──────── RECORD SET ────────

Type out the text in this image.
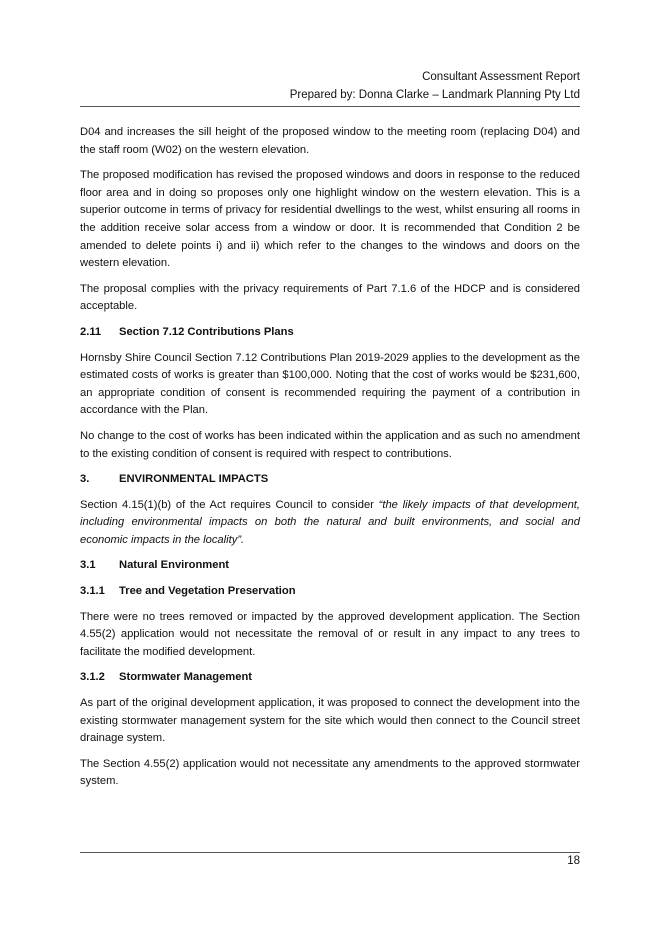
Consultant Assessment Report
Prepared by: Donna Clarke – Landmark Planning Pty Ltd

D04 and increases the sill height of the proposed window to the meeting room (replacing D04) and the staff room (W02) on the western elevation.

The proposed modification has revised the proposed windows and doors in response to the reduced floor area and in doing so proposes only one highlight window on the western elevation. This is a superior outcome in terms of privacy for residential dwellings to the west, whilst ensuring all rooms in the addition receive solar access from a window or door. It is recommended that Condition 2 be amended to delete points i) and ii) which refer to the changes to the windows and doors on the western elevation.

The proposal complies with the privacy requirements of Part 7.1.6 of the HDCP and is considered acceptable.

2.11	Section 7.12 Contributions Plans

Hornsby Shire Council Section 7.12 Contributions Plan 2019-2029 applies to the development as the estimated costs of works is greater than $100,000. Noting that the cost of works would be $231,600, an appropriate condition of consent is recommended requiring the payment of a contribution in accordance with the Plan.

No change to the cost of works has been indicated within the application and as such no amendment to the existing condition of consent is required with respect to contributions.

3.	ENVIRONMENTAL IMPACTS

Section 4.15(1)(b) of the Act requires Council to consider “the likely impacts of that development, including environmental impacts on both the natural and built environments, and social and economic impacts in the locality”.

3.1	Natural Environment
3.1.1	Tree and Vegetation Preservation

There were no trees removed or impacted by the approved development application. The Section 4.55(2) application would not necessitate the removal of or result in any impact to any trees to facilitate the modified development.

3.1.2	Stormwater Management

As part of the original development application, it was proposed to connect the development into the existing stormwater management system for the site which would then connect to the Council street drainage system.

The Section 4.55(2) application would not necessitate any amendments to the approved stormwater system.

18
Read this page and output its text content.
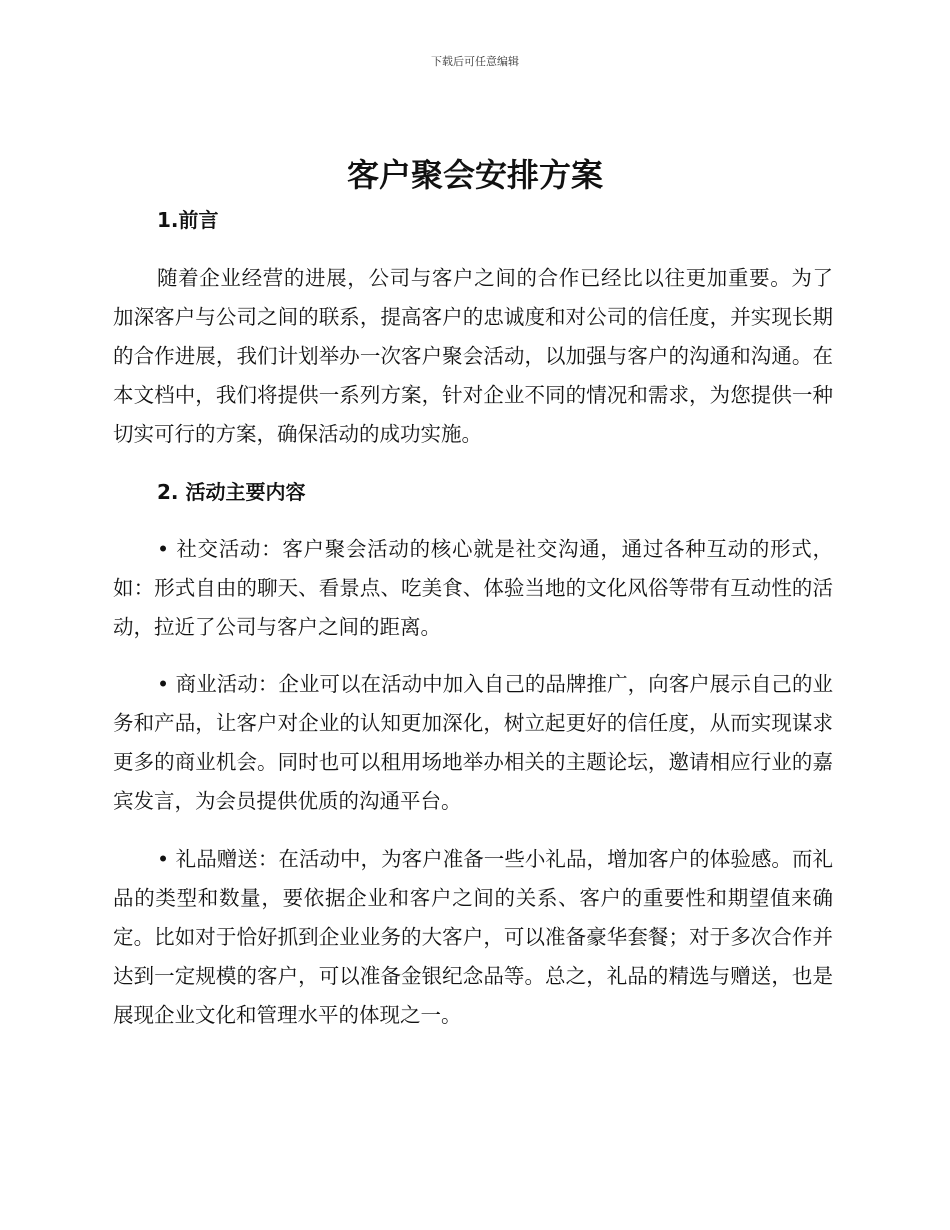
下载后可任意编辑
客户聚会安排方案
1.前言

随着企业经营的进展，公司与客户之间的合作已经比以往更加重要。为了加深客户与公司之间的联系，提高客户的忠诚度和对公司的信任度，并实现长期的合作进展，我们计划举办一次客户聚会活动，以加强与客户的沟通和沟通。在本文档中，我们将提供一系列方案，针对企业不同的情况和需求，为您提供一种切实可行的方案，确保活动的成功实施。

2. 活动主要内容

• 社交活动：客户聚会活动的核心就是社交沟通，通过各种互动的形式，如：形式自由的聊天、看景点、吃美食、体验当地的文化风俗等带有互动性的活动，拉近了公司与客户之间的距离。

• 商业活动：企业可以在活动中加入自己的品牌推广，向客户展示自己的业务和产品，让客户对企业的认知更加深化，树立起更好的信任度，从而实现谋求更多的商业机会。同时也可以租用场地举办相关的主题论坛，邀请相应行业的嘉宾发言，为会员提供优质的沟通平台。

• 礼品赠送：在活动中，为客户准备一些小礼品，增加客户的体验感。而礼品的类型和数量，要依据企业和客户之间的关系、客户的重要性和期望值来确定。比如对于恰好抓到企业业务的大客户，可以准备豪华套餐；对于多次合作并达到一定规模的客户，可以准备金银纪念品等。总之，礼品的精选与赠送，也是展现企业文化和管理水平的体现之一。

────────

### PROBLEM DESCRIPTION
Search the records for the word "application", then list every line that has it.

### OUTPUT FOR THIS TASK
No change to the cost of works has been indicated within the application and as such no amendment to the existing condition of consent is required with respect to contributions.
There were no trees removed or impacted by the approved development application. The Section 4.55(2) application would not necessitate the removal of or result in any impact to any trees to facilitate the modified development.
As part of the original development application, it was proposed to connect the development into the existing stormwater management system for the site which would then connect to the Council street drainage system.
The Section 4.55(2) application would not necessitate any amendments to the approved stormwater system.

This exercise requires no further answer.